**What the task requires**
Count how many lines of the material hold "this". Respond with that number alone.

**Input rows**
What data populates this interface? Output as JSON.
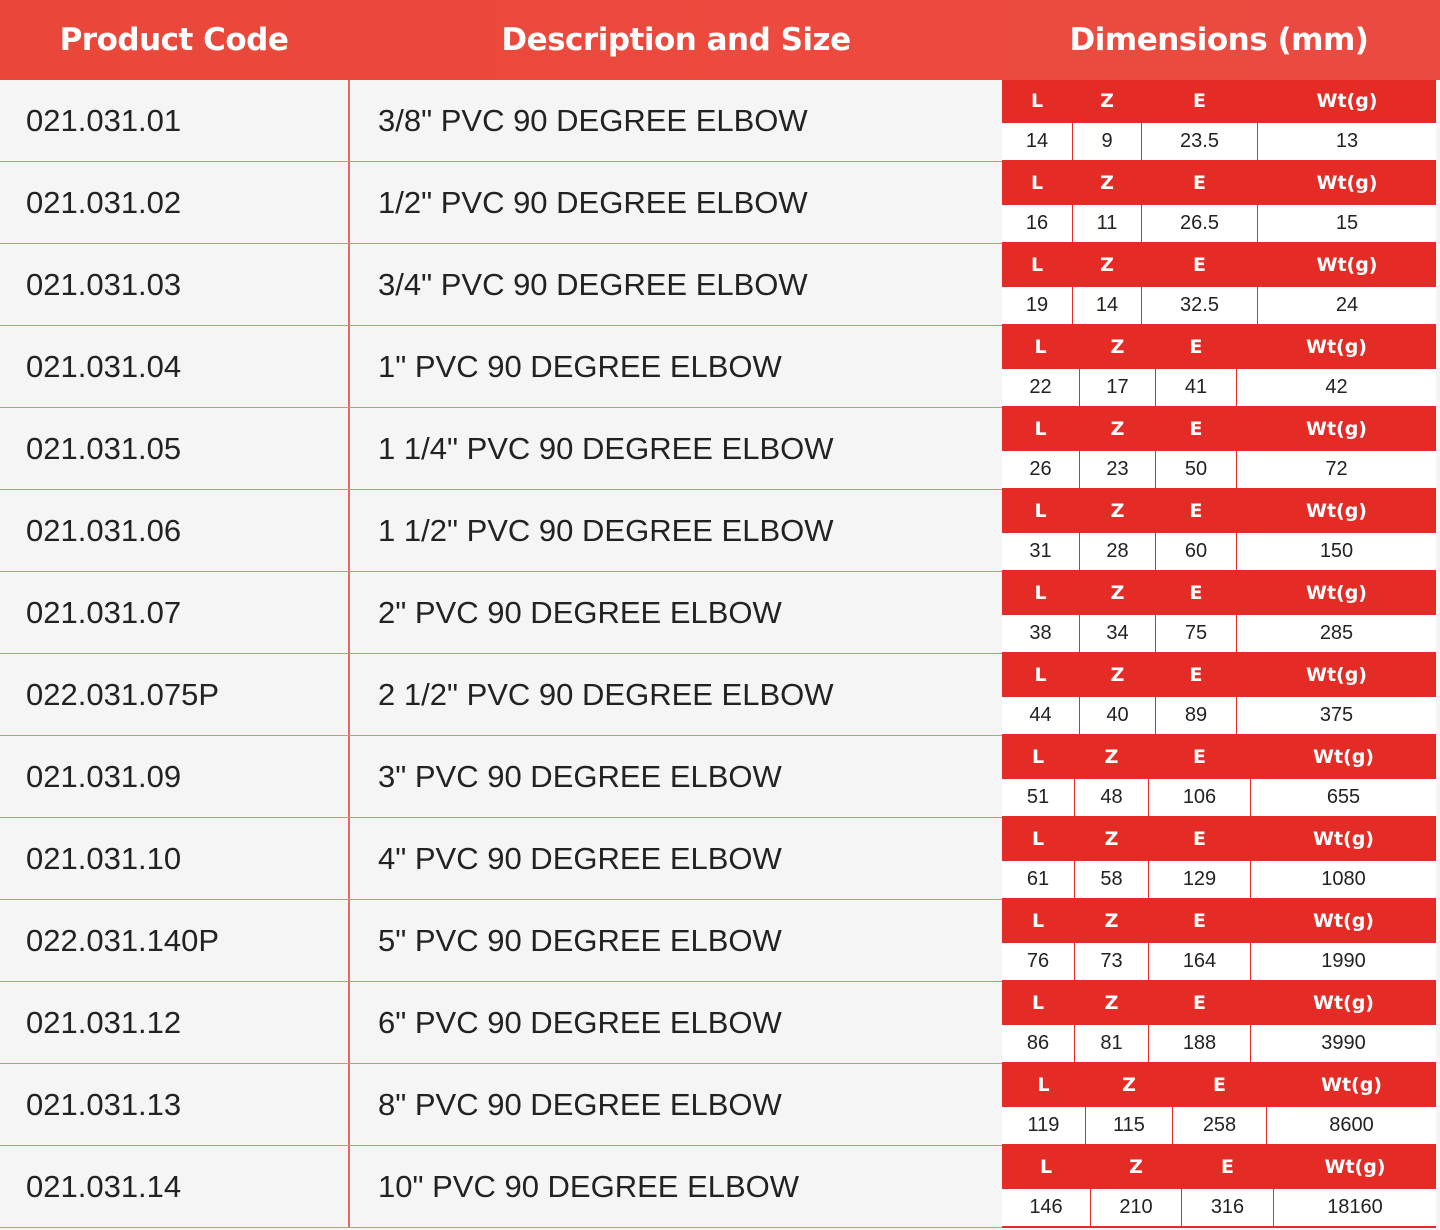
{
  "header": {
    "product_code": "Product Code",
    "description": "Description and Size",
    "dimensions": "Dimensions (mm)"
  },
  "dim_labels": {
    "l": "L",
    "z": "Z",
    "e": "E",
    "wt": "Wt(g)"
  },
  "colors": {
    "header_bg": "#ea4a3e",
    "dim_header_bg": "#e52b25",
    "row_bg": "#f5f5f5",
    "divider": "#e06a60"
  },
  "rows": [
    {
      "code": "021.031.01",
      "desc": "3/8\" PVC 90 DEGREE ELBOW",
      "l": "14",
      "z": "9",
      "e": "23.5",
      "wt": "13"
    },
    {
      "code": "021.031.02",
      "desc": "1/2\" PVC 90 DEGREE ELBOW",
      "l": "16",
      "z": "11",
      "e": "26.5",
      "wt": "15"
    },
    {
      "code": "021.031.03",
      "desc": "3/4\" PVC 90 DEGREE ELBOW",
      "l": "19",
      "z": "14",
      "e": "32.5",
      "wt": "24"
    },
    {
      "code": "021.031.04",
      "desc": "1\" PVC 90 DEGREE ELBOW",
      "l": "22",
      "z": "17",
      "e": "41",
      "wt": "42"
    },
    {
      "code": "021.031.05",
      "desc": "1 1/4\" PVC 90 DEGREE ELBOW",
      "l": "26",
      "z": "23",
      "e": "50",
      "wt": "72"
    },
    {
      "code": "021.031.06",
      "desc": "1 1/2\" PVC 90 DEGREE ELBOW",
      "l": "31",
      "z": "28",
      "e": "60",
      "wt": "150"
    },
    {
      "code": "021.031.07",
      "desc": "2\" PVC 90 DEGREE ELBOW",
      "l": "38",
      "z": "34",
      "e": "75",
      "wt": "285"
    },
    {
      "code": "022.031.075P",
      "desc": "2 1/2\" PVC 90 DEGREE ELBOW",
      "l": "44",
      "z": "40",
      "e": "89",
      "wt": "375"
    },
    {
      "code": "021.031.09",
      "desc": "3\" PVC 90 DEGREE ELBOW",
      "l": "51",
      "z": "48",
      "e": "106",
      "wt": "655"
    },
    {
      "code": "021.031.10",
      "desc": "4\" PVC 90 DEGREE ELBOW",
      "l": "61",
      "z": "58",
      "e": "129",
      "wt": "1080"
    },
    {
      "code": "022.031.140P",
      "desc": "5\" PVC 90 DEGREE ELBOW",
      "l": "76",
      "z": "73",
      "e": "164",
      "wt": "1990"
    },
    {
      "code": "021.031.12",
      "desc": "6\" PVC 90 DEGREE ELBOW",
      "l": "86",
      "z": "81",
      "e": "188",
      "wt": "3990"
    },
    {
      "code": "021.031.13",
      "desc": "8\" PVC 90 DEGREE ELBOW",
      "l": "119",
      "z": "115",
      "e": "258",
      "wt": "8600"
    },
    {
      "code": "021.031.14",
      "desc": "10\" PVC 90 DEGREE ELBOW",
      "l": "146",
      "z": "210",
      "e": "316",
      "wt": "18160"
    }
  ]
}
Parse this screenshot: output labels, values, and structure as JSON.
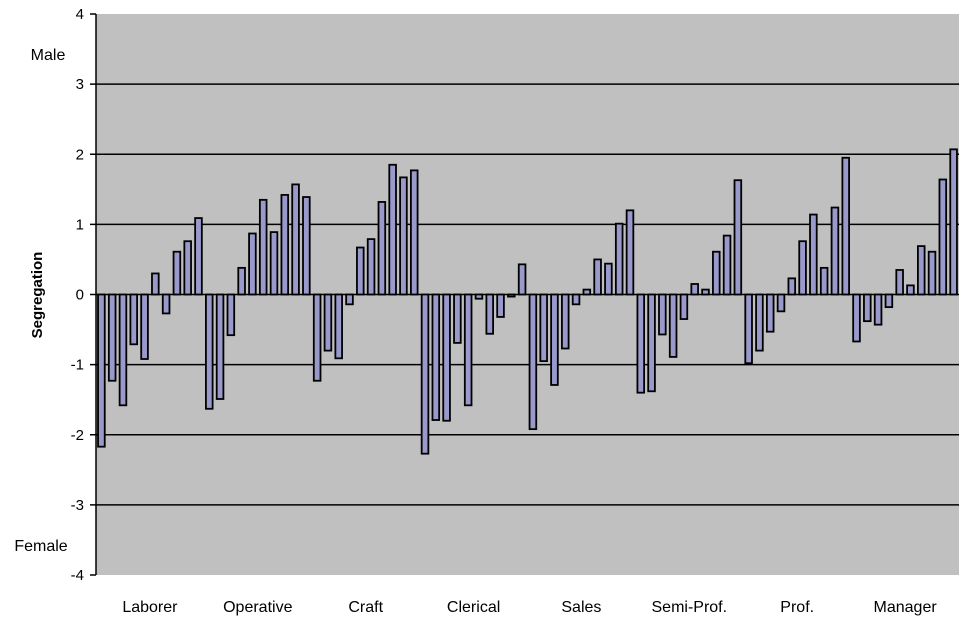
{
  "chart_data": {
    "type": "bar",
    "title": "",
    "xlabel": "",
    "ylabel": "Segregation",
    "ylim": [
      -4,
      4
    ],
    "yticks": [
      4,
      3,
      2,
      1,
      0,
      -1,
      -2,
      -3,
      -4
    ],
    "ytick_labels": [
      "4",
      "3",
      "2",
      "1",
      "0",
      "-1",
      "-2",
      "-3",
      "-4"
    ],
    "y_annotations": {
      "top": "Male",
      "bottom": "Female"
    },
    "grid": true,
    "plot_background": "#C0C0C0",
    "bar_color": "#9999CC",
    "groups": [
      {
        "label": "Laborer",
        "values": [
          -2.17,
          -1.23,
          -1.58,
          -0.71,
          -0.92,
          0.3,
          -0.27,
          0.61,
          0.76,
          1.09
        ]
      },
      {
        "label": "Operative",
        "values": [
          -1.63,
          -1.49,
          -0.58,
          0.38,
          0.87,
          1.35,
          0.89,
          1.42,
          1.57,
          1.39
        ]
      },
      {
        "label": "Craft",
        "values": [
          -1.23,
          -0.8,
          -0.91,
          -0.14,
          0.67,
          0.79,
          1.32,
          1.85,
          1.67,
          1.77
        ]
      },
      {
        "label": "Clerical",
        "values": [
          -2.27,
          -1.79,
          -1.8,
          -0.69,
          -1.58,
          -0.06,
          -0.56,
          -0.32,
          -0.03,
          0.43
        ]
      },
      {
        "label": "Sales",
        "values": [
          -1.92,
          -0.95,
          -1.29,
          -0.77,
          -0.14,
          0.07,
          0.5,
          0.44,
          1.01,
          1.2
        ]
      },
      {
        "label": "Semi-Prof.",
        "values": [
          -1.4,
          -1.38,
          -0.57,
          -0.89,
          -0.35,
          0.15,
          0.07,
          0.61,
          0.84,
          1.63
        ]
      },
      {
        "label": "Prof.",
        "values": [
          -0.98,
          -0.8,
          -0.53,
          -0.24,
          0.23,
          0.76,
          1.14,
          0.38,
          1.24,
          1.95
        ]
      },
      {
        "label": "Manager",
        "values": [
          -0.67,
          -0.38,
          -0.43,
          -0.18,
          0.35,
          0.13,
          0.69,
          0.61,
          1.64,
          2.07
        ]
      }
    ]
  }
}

**Exercise answer**
2